--- EXERCISE MATERIALS ---
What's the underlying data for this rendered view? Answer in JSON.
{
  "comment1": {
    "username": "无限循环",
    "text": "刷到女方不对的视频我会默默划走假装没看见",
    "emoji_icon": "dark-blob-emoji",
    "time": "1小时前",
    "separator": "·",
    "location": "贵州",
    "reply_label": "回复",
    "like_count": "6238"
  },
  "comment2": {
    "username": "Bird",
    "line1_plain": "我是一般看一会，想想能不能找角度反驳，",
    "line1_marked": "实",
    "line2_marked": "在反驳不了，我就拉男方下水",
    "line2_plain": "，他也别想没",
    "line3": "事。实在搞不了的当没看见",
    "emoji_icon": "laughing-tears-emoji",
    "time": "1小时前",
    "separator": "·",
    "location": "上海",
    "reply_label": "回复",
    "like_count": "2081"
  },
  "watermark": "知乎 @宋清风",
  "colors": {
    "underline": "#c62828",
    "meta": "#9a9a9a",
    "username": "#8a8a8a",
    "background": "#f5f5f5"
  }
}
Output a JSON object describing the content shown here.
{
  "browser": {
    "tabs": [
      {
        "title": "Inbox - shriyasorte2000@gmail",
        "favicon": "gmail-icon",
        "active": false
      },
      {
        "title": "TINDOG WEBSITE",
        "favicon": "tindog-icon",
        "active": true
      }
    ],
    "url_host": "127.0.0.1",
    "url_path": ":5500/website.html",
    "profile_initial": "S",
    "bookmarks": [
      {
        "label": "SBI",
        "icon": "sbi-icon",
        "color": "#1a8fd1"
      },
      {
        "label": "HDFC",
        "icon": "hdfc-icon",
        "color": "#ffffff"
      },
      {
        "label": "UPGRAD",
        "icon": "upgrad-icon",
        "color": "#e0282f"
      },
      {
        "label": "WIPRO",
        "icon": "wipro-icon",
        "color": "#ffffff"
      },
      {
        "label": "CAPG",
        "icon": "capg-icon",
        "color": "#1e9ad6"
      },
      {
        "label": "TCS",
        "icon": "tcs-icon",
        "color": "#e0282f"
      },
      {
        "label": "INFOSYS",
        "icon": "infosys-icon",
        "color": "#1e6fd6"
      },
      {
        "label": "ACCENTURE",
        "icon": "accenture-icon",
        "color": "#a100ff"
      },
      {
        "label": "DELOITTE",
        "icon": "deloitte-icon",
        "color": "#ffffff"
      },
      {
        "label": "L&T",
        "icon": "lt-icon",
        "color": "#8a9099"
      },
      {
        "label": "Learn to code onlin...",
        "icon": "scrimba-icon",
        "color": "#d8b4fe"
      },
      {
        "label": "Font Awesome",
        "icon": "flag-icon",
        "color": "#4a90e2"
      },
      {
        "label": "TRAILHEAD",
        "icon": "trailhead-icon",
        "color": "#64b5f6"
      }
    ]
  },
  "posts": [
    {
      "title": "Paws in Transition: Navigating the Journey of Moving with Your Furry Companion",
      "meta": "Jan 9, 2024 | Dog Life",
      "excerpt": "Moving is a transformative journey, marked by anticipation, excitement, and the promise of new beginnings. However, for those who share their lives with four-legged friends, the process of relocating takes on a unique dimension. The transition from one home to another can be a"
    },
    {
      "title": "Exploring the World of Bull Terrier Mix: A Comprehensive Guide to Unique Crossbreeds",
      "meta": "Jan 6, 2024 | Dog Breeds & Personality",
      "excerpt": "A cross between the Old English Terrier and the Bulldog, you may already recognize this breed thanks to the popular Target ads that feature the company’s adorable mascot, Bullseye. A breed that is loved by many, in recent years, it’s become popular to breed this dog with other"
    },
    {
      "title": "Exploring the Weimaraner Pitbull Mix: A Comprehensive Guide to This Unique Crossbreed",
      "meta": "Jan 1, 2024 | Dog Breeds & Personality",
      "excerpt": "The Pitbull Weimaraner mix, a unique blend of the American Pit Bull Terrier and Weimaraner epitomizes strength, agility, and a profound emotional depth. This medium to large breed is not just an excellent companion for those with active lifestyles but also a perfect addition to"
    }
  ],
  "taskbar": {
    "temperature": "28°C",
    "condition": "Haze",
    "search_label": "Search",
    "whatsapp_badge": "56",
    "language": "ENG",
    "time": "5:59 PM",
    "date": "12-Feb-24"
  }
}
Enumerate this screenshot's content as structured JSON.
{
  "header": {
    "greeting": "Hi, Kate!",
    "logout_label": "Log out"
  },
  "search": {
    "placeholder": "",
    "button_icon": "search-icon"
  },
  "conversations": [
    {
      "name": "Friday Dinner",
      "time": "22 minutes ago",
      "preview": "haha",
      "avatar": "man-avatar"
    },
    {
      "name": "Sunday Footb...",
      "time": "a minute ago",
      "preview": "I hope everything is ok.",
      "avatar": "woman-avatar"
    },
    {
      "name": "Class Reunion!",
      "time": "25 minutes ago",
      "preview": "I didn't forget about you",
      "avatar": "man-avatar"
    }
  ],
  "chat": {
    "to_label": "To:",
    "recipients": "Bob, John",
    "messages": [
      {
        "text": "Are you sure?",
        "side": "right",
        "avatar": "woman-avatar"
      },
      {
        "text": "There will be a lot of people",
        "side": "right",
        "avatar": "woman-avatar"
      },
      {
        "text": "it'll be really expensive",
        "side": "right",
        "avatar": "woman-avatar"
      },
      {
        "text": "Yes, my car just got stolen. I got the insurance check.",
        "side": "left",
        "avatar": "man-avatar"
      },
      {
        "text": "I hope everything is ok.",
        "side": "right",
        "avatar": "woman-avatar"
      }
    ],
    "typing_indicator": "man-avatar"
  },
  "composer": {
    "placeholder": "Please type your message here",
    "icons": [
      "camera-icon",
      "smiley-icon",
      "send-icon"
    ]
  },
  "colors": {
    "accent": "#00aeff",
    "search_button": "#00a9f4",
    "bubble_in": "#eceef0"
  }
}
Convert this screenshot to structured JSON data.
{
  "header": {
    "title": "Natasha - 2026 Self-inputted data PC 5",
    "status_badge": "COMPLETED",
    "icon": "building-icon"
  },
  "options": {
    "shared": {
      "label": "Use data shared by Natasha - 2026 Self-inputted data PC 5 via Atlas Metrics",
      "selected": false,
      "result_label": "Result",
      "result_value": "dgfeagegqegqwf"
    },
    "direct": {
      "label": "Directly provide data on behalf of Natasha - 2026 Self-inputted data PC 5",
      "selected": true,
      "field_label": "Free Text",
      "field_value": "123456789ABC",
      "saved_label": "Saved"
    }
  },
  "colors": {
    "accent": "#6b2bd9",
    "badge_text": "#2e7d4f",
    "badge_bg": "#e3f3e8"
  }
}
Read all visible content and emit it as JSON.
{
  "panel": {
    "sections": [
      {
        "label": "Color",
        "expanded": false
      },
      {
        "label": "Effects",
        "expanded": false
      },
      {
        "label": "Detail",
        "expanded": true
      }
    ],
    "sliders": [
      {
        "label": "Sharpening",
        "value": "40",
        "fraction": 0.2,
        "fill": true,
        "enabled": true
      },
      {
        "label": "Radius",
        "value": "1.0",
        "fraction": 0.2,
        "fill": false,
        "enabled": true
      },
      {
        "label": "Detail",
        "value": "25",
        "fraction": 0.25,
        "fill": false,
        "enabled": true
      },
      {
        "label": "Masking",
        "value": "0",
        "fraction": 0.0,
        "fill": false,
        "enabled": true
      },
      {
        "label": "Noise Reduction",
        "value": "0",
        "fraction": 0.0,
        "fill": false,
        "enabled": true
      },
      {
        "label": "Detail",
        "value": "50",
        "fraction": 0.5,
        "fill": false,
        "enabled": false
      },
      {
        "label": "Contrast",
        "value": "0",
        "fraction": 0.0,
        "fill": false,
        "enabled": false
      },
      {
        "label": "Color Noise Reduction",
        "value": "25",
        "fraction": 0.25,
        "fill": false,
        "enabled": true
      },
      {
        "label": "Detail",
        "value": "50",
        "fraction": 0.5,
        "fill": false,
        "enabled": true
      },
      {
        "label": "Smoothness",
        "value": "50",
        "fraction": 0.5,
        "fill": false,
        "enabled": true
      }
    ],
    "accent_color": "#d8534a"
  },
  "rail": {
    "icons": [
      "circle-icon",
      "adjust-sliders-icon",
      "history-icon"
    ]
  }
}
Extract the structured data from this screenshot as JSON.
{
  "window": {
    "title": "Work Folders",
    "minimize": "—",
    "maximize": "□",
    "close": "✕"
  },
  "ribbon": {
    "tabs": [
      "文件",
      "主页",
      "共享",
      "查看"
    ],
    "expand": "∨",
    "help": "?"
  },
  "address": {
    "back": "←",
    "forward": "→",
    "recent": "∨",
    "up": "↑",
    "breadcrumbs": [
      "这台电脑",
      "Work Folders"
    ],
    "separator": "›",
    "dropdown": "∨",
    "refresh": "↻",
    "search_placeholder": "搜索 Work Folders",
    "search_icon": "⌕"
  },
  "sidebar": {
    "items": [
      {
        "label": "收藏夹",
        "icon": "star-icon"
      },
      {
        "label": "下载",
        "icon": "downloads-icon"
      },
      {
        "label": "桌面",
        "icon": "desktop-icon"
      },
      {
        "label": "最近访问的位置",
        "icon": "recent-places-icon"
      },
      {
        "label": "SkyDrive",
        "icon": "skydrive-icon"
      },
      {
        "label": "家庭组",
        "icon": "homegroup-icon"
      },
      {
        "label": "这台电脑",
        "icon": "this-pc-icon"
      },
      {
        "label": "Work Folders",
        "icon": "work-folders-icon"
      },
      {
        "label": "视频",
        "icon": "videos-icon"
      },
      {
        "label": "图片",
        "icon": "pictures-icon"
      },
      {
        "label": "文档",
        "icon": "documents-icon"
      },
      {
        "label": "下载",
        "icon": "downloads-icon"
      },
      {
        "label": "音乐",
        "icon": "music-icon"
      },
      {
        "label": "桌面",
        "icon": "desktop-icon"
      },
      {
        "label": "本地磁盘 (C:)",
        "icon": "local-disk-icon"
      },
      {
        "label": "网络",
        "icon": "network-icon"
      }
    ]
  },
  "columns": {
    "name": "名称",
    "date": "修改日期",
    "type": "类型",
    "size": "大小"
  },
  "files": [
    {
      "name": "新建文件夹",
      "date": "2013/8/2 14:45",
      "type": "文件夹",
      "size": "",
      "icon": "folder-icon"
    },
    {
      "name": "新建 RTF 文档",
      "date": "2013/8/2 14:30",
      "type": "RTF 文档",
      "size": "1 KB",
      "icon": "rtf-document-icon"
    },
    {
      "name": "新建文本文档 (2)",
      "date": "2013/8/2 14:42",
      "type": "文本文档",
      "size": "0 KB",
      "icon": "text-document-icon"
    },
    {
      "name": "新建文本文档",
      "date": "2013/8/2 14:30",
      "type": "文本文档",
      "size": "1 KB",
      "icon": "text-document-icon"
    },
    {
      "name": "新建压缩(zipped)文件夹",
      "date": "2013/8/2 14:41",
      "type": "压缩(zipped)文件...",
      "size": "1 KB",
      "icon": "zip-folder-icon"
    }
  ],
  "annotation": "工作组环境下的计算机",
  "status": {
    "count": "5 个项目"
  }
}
---
GOAL: Return every line of the preceding records in which the word "JSON" appears.

SOLUTION FOR THIS TASK:
What's the underlying data for this rendered view? Answer in JSON.
Output a JSON object describing the content shown here.
Enumerate this screenshot's content as structured JSON.
Convert this screenshot to structured JSON data.
Read all visible content and emit it as JSON.
Extract the structured data from this screenshot as JSON.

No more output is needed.